_Short task:_ State the number of lines where "Payment" appears. Add nothing else.

_Records supplied:_
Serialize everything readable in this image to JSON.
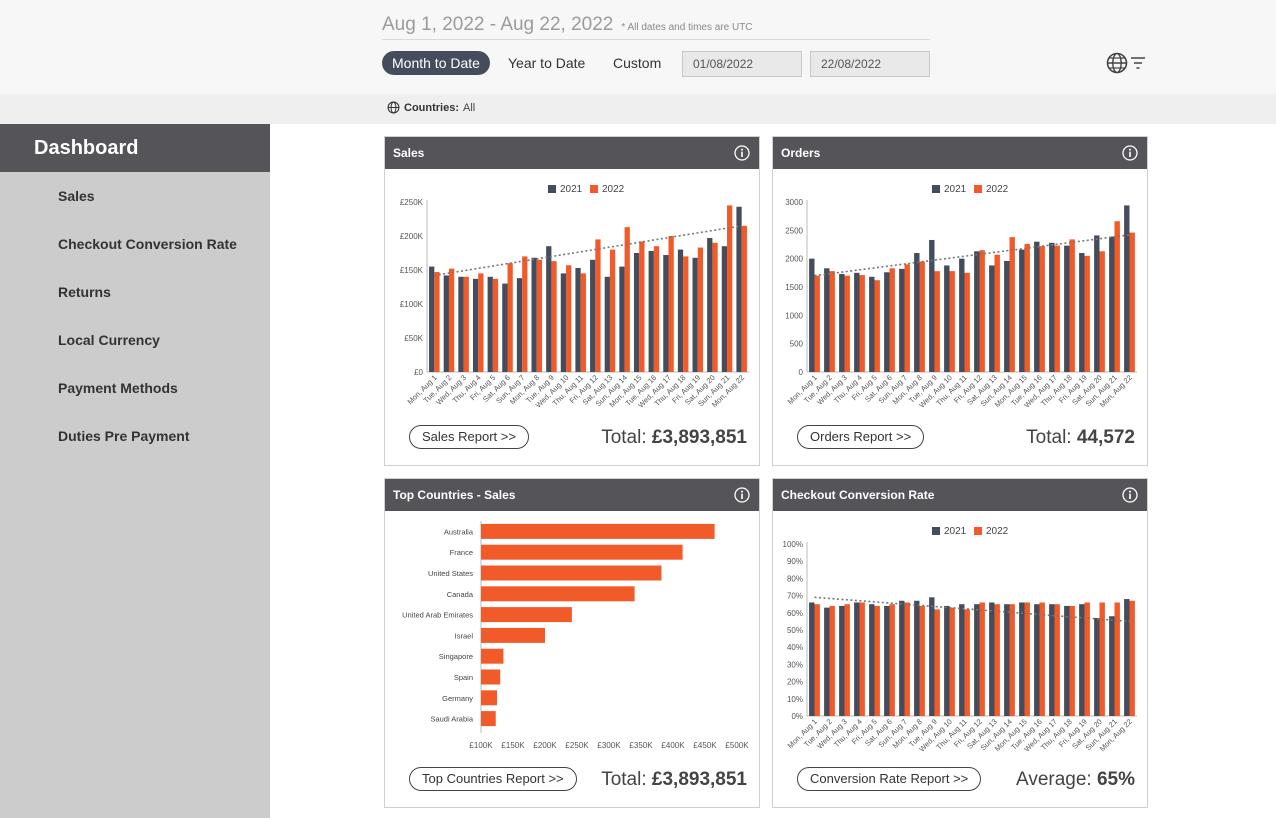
{
  "header": {
    "date_range": "Aug 1, 2022 - Aug 22, 2022",
    "utc_note": "* All dates and times are UTC",
    "presets": [
      "Month to Date",
      "Year to Date",
      "Custom"
    ],
    "active_preset": "Month to Date",
    "start_date": "01/08/2022",
    "end_date": "22/08/2022",
    "globe_icon": "globe-icon",
    "filter_icon": "filter-icon"
  },
  "countries_filter": {
    "label": "Countries:",
    "value": "All"
  },
  "sidebar": {
    "title": "Dashboard",
    "items": [
      {
        "label": "Sales"
      },
      {
        "label": "Checkout Conversion Rate"
      },
      {
        "label": "Returns"
      },
      {
        "label": "Local Currency"
      },
      {
        "label": "Payment Methods"
      },
      {
        "label": "Duties Pre Payment"
      }
    ]
  },
  "colors": {
    "series_2021": "#454d5c",
    "series_2022": "#f15a29",
    "header": "#545459",
    "trend": "#777777"
  },
  "cards": {
    "sales": {
      "title": "Sales",
      "button": "Sales Report >>",
      "total_label": "Total:",
      "total_value": "£3,893,851"
    },
    "orders": {
      "title": "Orders",
      "button": "Orders Report >>",
      "total_label": "Total:",
      "total_value": "44,572"
    },
    "top_countries": {
      "title": "Top Countries - Sales",
      "button": "Top Countries Report >>",
      "total_label": "Total:",
      "total_value": "£3,893,851"
    },
    "conversion": {
      "title": "Checkout Conversion Rate",
      "button": "Conversion Rate Report >>",
      "total_label": "Average:",
      "total_value": "65%"
    }
  },
  "chart_data": [
    {
      "id": "sales",
      "type": "bar",
      "title": "Sales",
      "legend": [
        "2021",
        "2022"
      ],
      "legend_position": "top",
      "categories": [
        "Mon, Aug 1",
        "Tue, Aug 2",
        "Wed, Aug 3",
        "Thu, Aug 4",
        "Fri, Aug 5",
        "Sat, Aug 6",
        "Sun, Aug 7",
        "Mon, Aug 8",
        "Tue, Aug 9",
        "Wed, Aug 10",
        "Thu, Aug 11",
        "Fri, Aug 12",
        "Sat, Aug 13",
        "Sun, Aug 14",
        "Mon, Aug 15",
        "Tue, Aug 16",
        "Wed, Aug 17",
        "Thu, Aug 18",
        "Fri, Aug 19",
        "Sat, Aug 20",
        "Sun, Aug 21",
        "Mon, Aug 22"
      ],
      "series": [
        {
          "name": "2021",
          "values": [
            155,
            142,
            140,
            137,
            140,
            130,
            138,
            168,
            185,
            145,
            153,
            165,
            140,
            155,
            175,
            178,
            172,
            180,
            168,
            197,
            185,
            243
          ]
        },
        {
          "name": "2022",
          "values": [
            147,
            152,
            140,
            145,
            137,
            160,
            170,
            165,
            163,
            157,
            145,
            195,
            180,
            213,
            192,
            185,
            200,
            170,
            183,
            190,
            245,
            215
          ]
        }
      ],
      "trend": {
        "start": 142,
        "end": 215
      },
      "ylim": [
        0,
        250
      ],
      "yticks": [
        "£0",
        "£50K",
        "£100K",
        "£150K",
        "£200K",
        "£250K"
      ],
      "ytick_values": [
        0,
        50,
        100,
        150,
        200,
        250
      ],
      "unit": "thousands GBP"
    },
    {
      "id": "orders",
      "type": "bar",
      "title": "Orders",
      "legend": [
        "2021",
        "2022"
      ],
      "legend_position": "top",
      "categories": [
        "Mon, Aug 1",
        "Tue, Aug 2",
        "Wed, Aug 3",
        "Thu, Aug 4",
        "Fri, Aug 5",
        "Sat, Aug 6",
        "Sun, Aug 7",
        "Mon, Aug 8",
        "Tue, Aug 9",
        "Wed, Aug 10",
        "Thu, Aug 11",
        "Fri, Aug 12",
        "Sat, Aug 13",
        "Sun, Aug 14",
        "Mon, Aug 15",
        "Tue, Aug 16",
        "Wed, Aug 17",
        "Thu, Aug 18",
        "Fri, Aug 19",
        "Sat, Aug 20",
        "Sun, Aug 21",
        "Mon, Aug 22"
      ],
      "series": [
        {
          "name": "2021",
          "values": [
            2000,
            1830,
            1730,
            1750,
            1680,
            1760,
            1820,
            2100,
            2330,
            1880,
            2000,
            2130,
            1880,
            1960,
            2160,
            2300,
            2280,
            2230,
            2100,
            2410,
            2390,
            2940
          ]
        },
        {
          "name": "2022",
          "values": [
            1700,
            1780,
            1700,
            1710,
            1620,
            1830,
            1900,
            1950,
            1780,
            1780,
            1750,
            2150,
            2070,
            2380,
            2260,
            2220,
            2230,
            2340,
            2050,
            2130,
            2660,
            2460
          ]
        }
      ],
      "trend": {
        "start": 1700,
        "end": 2420
      },
      "ylim": [
        0,
        3000
      ],
      "yticks": [
        "0",
        "500",
        "1000",
        "1500",
        "2000",
        "2500",
        "3000"
      ],
      "ytick_values": [
        0,
        500,
        1000,
        1500,
        2000,
        2500,
        3000
      ]
    },
    {
      "id": "top_countries",
      "type": "bar",
      "orientation": "horizontal",
      "title": "Top Countries - Sales",
      "categories": [
        "Australia",
        "France",
        "United States",
        "Canada",
        "United Arab Emirates",
        "Israel",
        "Singapore",
        "Spain",
        "Germany",
        "Saudi Arabia"
      ],
      "values": [
        465,
        415,
        382,
        340,
        242,
        200,
        135,
        130,
        125,
        123
      ],
      "xlim": [
        100,
        500
      ],
      "xticks": [
        "£100K",
        "£150K",
        "£200K",
        "£250K",
        "£300K",
        "£350K",
        "£400K",
        "£450K",
        "£500K"
      ],
      "xtick_values": [
        100,
        150,
        200,
        250,
        300,
        350,
        400,
        450,
        500
      ],
      "unit": "thousands GBP"
    },
    {
      "id": "conversion",
      "type": "bar",
      "title": "Checkout Conversion Rate",
      "legend": [
        "2021",
        "2022"
      ],
      "legend_position": "top",
      "categories": [
        "Mon, Aug 1",
        "Tue, Aug 2",
        "Wed, Aug 3",
        "Thu, Aug 4",
        "Fri, Aug 5",
        "Sat, Aug 6",
        "Sun, Aug 7",
        "Mon, Aug 8",
        "Tue, Aug 9",
        "Wed, Aug 10",
        "Thu, Aug 11",
        "Fri, Aug 12",
        "Sat, Aug 13",
        "Sun, Aug 14",
        "Mon, Aug 15",
        "Tue, Aug 16",
        "Wed, Aug 17",
        "Thu, Aug 18",
        "Fri, Aug 19",
        "Sat, Aug 20",
        "Sun, Aug 21",
        "Mon, Aug 22"
      ],
      "series": [
        {
          "name": "2021",
          "values": [
            66,
            63,
            64,
            66,
            65,
            64,
            67,
            67,
            69,
            64,
            65,
            65,
            66,
            65,
            66,
            65,
            65,
            64,
            65,
            57,
            58,
            68
          ]
        },
        {
          "name": "2022",
          "values": [
            65,
            64,
            65,
            66,
            64,
            65,
            66,
            64,
            62,
            63,
            62,
            66,
            65,
            65,
            66,
            66,
            65,
            64,
            66,
            66,
            66,
            67
          ]
        }
      ],
      "trend": {
        "start": 69,
        "end": 55
      },
      "ylim": [
        0,
        100
      ],
      "yticks": [
        "0%",
        "10%",
        "20%",
        "30%",
        "40%",
        "50%",
        "60%",
        "70%",
        "80%",
        "90%",
        "100%"
      ],
      "ytick_values": [
        0,
        10,
        20,
        30,
        40,
        50,
        60,
        70,
        80,
        90,
        100
      ]
    }
  ]
}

_Task answer:_ 2